**** Available records

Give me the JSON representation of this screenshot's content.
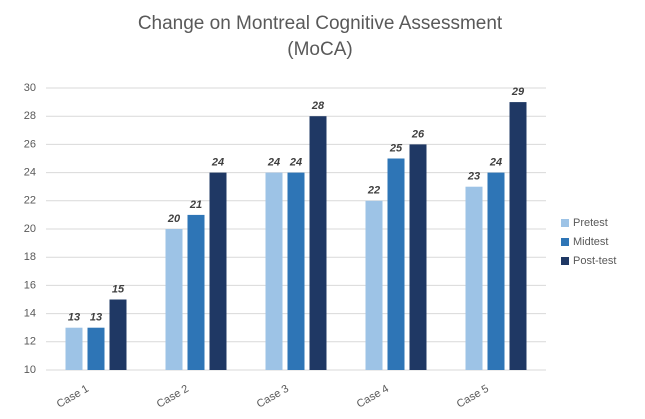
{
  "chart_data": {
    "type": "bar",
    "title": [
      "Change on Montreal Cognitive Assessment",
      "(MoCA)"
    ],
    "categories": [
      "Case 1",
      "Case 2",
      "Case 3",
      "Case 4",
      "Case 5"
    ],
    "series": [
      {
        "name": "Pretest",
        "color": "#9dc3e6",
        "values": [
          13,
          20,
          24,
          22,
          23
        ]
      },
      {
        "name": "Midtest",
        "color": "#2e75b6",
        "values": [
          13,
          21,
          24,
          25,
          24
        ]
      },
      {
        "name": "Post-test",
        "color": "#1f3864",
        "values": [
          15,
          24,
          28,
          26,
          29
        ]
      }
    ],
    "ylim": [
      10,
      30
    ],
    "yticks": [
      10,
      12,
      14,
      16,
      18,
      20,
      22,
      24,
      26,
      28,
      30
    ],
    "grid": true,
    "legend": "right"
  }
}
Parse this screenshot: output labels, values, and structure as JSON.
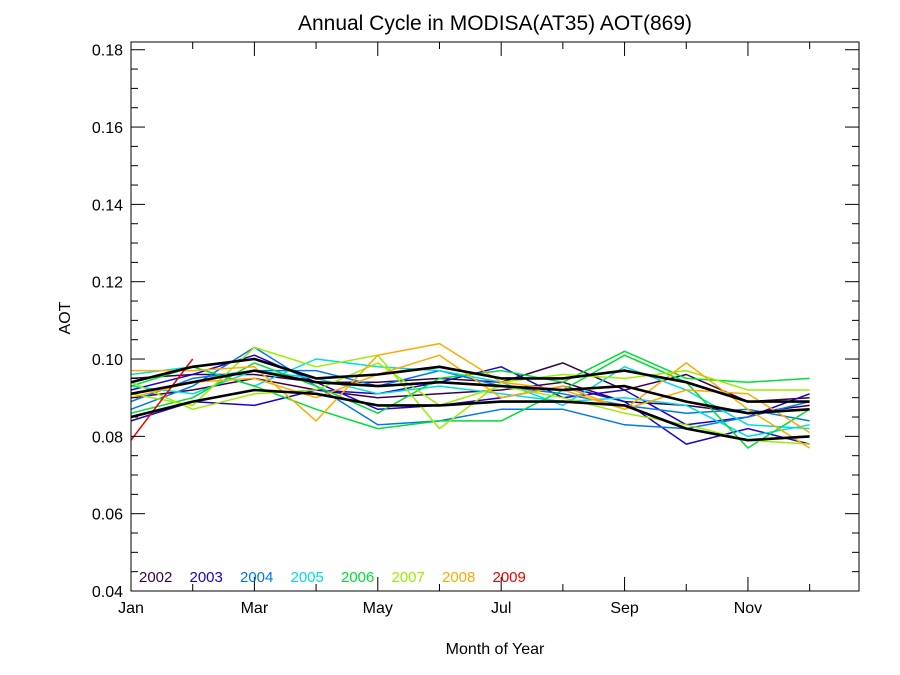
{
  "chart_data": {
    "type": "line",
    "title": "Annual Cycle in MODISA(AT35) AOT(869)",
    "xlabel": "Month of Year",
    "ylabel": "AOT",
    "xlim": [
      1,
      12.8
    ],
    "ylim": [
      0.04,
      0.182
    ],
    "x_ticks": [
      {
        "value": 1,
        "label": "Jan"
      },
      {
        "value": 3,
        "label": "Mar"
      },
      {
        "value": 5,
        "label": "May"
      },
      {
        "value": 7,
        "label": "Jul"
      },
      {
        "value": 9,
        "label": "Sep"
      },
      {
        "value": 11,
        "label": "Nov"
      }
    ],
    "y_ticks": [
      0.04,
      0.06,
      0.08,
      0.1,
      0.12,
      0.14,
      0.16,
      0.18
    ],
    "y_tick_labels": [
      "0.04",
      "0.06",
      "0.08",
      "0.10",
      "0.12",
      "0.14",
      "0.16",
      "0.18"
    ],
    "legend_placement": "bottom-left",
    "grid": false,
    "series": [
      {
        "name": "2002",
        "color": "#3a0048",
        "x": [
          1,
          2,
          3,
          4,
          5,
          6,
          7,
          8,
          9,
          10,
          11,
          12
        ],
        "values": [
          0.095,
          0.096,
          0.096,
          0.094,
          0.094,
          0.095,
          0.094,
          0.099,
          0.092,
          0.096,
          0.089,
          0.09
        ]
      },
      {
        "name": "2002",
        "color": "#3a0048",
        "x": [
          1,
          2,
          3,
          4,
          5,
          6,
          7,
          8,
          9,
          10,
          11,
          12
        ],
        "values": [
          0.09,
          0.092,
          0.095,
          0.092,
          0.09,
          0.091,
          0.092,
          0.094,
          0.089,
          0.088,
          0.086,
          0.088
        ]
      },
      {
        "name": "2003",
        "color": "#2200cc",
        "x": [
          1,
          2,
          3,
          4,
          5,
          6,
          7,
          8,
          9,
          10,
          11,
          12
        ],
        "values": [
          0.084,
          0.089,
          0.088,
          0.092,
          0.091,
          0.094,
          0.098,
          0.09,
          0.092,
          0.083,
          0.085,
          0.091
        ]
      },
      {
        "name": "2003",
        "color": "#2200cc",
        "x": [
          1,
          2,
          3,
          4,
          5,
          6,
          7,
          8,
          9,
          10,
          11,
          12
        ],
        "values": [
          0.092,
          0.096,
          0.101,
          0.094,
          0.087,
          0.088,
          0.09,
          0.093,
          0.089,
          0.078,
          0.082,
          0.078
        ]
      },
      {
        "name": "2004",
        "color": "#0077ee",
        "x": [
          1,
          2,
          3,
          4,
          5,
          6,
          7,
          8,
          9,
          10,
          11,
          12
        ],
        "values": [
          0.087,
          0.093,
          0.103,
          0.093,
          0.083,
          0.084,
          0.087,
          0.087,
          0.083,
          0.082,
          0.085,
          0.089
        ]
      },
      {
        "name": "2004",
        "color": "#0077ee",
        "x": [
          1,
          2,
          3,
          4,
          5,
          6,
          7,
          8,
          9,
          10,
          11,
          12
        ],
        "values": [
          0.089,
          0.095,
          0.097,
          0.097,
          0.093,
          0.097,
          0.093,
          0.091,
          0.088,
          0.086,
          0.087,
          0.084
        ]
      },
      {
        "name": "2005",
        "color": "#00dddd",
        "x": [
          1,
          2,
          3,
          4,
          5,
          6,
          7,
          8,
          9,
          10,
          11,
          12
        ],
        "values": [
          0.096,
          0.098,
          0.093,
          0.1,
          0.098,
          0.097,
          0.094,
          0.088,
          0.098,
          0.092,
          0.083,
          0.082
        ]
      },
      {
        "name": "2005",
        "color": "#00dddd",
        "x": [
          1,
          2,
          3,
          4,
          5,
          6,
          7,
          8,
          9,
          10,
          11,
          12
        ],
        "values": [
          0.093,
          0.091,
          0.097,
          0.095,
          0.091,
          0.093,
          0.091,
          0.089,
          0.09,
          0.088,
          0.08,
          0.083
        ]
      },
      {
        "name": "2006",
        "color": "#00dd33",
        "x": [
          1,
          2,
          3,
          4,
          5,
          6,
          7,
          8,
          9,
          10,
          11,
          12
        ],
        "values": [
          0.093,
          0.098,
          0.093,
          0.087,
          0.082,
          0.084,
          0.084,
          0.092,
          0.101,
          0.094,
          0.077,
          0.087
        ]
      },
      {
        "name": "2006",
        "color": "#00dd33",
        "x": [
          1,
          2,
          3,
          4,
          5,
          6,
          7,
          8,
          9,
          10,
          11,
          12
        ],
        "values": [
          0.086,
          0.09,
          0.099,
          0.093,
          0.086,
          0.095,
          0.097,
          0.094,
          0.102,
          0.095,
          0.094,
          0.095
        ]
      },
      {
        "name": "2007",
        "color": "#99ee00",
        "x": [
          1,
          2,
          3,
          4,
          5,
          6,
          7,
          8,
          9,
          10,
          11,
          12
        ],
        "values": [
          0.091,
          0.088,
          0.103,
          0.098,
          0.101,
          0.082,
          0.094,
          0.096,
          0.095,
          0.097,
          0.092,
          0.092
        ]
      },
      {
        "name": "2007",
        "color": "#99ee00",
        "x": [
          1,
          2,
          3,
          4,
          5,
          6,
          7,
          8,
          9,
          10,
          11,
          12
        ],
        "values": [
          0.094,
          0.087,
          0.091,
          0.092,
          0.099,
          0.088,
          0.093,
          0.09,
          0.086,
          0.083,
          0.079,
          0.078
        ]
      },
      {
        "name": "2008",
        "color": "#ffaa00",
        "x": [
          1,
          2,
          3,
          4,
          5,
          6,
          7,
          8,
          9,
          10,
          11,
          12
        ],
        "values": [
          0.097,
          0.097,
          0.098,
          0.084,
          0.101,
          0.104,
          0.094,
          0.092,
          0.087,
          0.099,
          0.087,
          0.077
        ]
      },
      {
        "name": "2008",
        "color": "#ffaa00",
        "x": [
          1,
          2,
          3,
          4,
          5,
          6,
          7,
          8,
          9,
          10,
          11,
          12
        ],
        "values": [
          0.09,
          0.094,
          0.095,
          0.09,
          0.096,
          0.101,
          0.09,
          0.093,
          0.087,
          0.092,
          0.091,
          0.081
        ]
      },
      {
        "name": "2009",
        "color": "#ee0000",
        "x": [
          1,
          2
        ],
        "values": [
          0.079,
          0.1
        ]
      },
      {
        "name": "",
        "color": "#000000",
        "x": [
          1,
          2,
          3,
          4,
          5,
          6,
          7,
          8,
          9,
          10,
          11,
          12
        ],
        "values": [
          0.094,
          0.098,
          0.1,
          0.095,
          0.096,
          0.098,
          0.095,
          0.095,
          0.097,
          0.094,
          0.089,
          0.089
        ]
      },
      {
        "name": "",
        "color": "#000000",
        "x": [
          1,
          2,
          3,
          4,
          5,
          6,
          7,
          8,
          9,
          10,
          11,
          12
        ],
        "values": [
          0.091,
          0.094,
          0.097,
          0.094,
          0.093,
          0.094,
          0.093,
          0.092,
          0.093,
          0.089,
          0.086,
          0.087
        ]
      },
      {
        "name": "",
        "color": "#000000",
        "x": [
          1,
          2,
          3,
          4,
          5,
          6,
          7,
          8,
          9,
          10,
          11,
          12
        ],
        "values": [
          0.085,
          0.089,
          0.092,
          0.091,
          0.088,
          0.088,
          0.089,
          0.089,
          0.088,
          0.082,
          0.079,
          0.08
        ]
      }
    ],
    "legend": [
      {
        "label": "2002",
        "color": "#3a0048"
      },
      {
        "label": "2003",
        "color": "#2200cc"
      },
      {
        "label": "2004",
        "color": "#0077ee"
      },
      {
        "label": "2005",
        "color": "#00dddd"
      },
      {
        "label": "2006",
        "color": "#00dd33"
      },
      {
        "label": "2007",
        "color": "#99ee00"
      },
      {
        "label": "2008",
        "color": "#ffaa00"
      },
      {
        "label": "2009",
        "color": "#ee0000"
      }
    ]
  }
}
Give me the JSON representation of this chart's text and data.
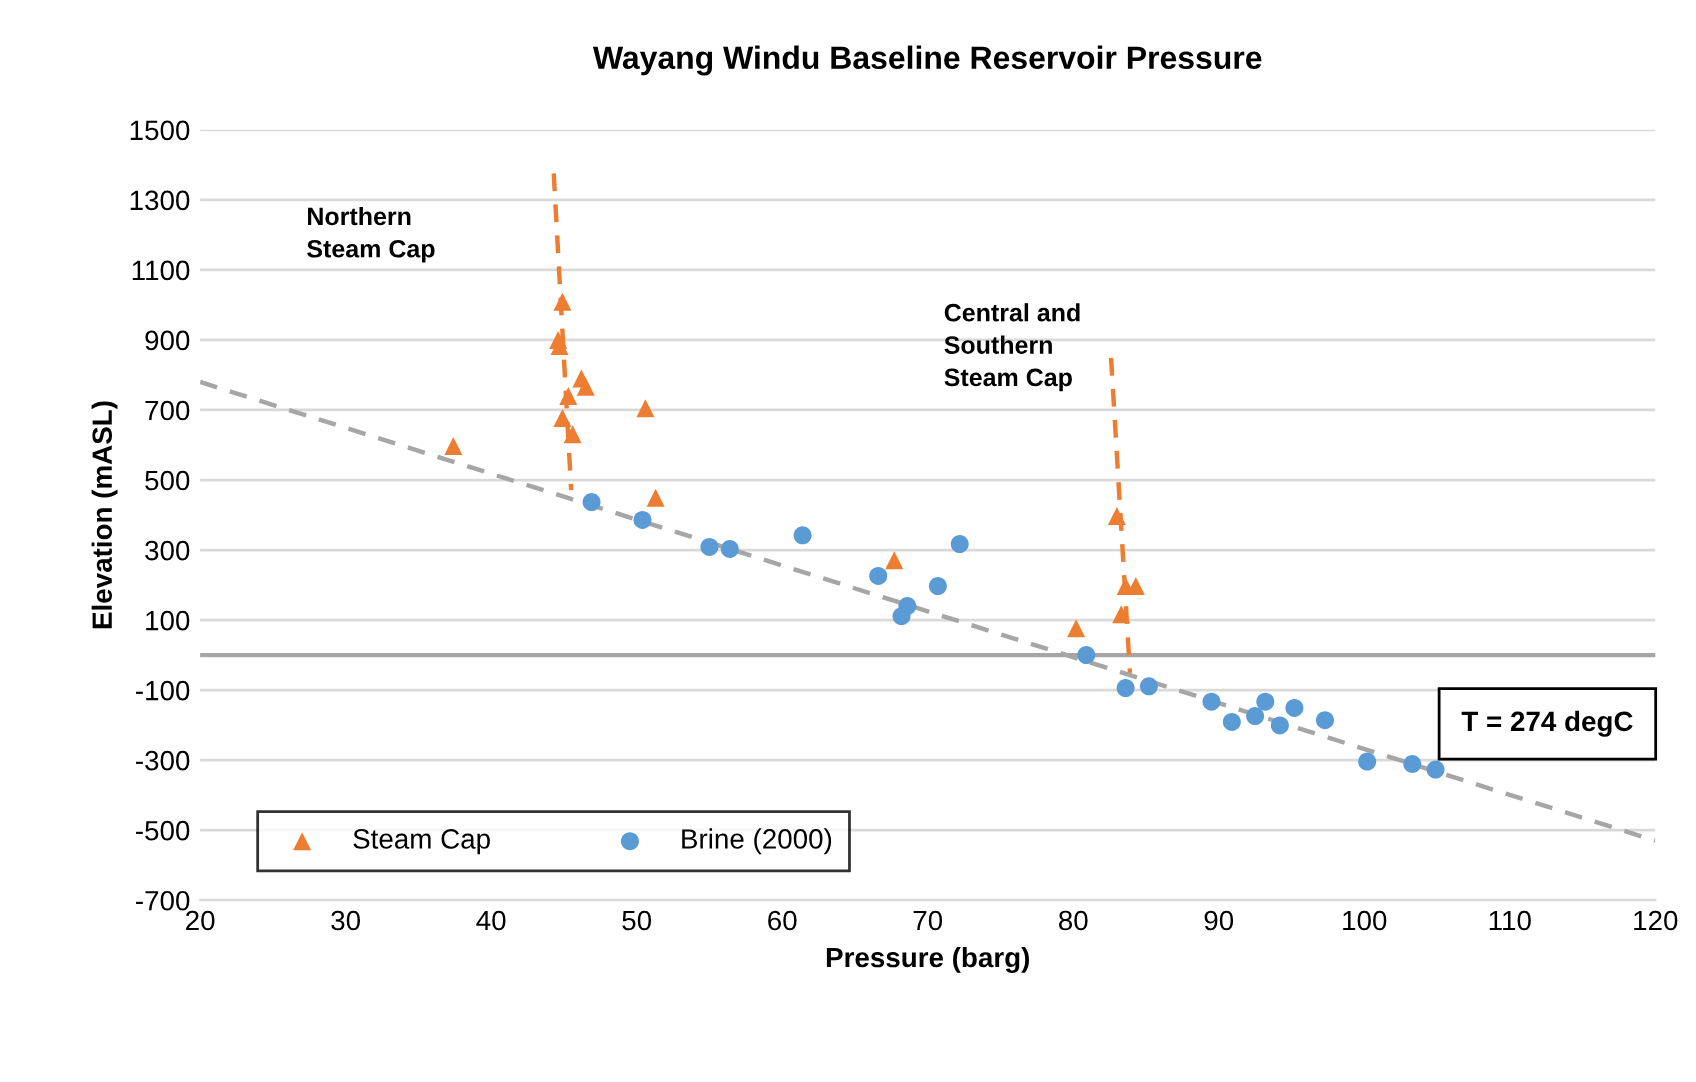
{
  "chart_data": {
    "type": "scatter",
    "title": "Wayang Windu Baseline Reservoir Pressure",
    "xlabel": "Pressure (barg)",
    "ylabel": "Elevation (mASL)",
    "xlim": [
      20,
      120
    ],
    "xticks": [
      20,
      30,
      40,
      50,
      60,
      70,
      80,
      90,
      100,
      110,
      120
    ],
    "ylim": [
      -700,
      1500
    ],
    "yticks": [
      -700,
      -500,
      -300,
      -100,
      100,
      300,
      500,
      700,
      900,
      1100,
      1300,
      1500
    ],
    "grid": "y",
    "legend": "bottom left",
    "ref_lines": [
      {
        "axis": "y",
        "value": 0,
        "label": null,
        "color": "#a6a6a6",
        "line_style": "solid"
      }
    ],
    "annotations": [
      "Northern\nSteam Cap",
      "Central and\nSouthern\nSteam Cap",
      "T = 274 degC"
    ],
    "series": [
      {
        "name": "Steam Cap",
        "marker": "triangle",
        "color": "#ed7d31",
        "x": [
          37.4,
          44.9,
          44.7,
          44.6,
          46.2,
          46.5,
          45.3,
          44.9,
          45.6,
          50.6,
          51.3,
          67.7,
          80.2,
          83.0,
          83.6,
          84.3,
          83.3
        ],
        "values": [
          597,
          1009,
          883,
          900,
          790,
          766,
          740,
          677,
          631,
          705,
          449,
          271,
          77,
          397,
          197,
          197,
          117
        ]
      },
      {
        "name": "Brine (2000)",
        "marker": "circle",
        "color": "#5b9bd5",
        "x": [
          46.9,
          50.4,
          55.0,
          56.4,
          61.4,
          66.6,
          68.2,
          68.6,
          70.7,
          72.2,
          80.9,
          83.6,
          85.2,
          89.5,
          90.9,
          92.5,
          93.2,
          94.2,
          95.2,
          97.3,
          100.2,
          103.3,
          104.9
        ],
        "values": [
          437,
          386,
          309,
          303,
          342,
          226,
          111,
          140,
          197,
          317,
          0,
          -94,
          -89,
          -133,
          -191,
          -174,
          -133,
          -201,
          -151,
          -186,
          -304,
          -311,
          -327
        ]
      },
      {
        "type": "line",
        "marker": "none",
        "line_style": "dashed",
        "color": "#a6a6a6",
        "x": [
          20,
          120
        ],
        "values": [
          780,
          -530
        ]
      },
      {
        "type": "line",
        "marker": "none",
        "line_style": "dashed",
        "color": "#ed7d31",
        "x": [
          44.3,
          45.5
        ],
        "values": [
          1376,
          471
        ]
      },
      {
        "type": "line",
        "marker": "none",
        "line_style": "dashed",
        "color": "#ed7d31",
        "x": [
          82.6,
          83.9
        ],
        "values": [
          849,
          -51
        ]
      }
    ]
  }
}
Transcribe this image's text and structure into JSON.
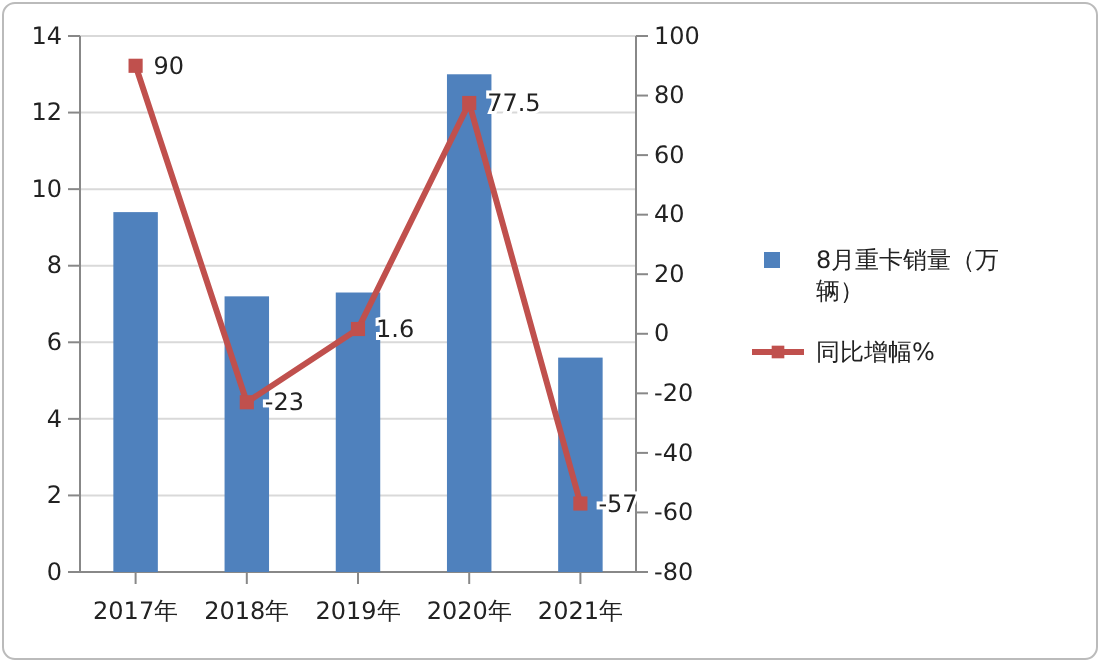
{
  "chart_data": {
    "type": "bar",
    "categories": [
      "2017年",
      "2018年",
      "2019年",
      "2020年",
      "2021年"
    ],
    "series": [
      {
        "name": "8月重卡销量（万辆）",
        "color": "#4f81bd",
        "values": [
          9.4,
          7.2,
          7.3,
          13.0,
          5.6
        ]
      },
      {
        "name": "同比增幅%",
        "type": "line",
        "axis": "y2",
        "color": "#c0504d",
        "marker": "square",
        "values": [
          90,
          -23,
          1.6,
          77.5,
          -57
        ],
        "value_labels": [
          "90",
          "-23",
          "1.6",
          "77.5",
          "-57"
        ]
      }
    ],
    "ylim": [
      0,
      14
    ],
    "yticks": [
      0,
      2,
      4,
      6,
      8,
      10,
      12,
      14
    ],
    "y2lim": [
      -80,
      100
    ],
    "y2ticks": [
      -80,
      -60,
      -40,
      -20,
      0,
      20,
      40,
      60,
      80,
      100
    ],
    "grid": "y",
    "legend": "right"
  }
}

********

Examine the data above and state how many of its lines contain the word "nSteam", with no further remarks.

2